(Data excerpts)
################
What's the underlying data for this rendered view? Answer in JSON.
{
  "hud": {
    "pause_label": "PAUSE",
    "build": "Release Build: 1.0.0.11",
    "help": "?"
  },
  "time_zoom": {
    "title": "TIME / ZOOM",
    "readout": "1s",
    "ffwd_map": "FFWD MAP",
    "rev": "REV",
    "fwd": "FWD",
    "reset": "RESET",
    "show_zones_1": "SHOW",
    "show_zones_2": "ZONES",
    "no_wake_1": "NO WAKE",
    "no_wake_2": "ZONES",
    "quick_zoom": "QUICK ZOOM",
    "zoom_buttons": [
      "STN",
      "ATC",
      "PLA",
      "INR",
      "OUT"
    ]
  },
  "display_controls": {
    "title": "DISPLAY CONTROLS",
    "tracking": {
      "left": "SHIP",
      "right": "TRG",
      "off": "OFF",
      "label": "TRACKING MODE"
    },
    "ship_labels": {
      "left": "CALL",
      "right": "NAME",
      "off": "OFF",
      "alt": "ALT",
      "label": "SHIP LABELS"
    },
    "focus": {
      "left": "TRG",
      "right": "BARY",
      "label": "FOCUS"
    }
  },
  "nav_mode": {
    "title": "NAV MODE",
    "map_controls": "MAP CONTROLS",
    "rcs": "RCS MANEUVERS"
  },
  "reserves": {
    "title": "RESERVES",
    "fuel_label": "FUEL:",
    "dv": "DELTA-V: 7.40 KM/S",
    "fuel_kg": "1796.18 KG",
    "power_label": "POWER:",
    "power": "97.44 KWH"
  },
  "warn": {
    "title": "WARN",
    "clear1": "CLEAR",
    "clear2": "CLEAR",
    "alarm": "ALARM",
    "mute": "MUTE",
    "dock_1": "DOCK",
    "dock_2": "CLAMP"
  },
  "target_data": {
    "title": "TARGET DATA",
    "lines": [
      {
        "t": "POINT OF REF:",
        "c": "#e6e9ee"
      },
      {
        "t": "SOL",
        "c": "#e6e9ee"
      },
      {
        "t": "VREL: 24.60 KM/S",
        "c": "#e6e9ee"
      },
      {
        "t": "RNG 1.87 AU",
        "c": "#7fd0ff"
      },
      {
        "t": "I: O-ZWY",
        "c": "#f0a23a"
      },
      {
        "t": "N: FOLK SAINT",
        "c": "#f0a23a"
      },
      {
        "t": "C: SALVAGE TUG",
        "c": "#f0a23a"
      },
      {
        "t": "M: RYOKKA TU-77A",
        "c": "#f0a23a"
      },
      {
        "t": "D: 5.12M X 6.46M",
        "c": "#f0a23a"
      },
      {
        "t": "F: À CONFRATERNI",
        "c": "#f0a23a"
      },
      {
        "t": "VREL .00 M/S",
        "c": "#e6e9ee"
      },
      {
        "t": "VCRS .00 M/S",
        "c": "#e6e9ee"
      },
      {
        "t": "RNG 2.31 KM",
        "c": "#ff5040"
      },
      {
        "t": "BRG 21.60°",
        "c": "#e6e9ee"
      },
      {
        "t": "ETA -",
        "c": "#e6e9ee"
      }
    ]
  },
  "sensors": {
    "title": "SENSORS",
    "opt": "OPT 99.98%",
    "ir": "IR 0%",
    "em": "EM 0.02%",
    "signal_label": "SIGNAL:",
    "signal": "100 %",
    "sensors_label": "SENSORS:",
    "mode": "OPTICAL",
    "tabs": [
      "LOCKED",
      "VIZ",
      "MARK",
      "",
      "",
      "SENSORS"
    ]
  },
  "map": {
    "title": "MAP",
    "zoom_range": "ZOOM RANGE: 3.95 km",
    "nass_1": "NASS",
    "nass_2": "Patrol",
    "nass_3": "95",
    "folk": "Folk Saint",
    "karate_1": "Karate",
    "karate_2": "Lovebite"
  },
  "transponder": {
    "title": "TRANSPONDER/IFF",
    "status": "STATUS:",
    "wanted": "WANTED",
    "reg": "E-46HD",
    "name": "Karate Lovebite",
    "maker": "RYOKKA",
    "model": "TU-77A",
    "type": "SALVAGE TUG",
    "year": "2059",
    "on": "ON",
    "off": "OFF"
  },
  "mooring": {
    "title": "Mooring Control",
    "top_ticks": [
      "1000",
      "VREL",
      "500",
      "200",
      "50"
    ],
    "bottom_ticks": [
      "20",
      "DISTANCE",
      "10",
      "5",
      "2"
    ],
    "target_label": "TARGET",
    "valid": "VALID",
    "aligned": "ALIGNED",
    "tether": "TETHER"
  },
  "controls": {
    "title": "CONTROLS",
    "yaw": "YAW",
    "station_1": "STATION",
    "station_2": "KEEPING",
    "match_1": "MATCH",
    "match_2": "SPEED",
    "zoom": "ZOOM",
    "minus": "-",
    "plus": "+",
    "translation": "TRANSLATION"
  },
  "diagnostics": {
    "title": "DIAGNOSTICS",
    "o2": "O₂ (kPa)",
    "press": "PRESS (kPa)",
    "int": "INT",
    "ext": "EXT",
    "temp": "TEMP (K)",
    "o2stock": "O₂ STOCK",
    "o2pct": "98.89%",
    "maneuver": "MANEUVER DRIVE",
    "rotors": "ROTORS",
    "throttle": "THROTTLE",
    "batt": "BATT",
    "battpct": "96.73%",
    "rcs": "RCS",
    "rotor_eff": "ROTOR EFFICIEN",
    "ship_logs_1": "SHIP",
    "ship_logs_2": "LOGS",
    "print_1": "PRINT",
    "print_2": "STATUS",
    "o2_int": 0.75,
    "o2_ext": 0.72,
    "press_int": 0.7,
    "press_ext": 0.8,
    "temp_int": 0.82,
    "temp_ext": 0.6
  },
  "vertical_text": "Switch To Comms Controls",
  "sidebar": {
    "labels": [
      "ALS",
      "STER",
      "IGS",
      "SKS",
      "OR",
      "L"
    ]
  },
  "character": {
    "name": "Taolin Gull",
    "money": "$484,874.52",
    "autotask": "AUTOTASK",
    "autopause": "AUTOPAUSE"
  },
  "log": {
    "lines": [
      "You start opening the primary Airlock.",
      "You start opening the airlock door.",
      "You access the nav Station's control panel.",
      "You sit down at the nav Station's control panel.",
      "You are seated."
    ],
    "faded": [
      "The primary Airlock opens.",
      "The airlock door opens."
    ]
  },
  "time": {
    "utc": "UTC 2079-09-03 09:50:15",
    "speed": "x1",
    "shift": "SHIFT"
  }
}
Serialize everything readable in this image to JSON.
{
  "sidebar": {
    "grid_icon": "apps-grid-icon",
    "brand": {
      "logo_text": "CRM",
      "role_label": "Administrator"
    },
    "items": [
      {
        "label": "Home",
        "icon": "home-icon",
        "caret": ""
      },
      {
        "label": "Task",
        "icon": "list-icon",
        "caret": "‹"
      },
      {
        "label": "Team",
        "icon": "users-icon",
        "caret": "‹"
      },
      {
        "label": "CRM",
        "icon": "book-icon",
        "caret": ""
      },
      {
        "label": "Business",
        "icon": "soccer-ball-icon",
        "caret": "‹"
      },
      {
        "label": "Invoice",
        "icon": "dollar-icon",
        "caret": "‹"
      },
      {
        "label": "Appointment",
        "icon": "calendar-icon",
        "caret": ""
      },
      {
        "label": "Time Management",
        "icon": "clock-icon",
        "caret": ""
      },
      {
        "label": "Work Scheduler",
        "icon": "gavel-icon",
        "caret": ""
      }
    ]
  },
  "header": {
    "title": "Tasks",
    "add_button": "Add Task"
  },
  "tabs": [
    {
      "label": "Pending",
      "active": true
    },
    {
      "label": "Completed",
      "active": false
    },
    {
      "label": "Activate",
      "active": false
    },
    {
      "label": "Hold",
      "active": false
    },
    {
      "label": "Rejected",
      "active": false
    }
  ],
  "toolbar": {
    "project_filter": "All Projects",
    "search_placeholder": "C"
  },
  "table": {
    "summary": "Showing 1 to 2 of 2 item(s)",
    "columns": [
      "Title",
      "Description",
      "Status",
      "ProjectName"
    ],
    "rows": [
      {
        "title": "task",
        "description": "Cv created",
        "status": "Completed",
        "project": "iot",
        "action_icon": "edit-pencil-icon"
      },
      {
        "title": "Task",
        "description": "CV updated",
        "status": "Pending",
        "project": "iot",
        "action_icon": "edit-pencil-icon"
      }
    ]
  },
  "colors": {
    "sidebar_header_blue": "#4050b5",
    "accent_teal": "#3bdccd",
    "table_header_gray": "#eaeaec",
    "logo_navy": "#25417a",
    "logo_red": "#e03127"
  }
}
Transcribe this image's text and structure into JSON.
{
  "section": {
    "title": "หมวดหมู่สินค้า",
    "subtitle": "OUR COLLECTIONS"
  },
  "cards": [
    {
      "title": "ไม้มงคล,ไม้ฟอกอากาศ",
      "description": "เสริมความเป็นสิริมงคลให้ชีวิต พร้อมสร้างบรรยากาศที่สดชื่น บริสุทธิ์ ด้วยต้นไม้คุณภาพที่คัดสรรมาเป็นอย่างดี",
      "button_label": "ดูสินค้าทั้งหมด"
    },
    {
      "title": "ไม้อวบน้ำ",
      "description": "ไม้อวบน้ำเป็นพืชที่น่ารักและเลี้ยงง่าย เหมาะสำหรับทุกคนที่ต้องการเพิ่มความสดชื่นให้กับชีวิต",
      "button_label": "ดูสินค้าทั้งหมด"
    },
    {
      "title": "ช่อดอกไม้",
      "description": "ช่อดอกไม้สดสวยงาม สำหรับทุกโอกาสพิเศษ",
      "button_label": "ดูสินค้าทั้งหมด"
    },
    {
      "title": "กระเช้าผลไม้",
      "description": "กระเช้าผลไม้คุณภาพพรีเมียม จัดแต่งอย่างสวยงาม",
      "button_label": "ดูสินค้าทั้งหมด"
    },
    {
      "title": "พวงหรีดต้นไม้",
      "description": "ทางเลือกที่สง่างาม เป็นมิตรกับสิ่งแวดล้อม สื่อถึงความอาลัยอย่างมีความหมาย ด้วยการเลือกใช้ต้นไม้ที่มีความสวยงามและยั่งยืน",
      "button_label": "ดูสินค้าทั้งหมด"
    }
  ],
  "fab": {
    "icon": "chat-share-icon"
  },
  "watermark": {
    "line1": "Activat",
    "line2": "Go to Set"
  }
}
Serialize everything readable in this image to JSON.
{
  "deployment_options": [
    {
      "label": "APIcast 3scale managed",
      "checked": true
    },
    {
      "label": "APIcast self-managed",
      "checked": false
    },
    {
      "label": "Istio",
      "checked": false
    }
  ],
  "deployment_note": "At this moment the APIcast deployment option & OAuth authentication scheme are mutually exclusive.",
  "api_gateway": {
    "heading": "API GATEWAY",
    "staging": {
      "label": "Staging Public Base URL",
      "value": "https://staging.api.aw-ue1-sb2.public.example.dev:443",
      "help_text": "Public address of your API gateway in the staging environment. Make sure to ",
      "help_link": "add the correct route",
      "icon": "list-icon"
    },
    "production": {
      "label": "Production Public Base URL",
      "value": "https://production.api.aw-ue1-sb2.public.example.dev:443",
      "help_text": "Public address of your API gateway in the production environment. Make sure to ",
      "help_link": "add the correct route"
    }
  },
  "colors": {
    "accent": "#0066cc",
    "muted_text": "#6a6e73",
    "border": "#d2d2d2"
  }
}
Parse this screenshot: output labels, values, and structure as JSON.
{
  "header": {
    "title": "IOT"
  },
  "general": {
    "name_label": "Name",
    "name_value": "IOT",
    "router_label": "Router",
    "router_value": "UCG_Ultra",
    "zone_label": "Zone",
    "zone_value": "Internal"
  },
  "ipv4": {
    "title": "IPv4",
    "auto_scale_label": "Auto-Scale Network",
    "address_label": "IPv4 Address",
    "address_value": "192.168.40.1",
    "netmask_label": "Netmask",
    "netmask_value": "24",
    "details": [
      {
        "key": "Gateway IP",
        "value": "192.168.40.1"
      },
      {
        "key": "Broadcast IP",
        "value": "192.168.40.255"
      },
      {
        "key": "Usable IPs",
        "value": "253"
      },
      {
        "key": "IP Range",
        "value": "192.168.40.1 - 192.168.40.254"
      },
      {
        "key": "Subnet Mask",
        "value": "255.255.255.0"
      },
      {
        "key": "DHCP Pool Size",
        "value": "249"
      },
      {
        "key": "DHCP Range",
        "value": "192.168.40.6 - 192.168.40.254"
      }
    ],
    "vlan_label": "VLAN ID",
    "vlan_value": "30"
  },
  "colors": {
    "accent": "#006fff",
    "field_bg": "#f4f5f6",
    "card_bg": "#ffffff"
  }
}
################
### Do this
Find each line that has the word "managed", then copy it out.

### Exercise answer
      "label": "APIcast 3scale managed",
      "label": "APIcast self-managed",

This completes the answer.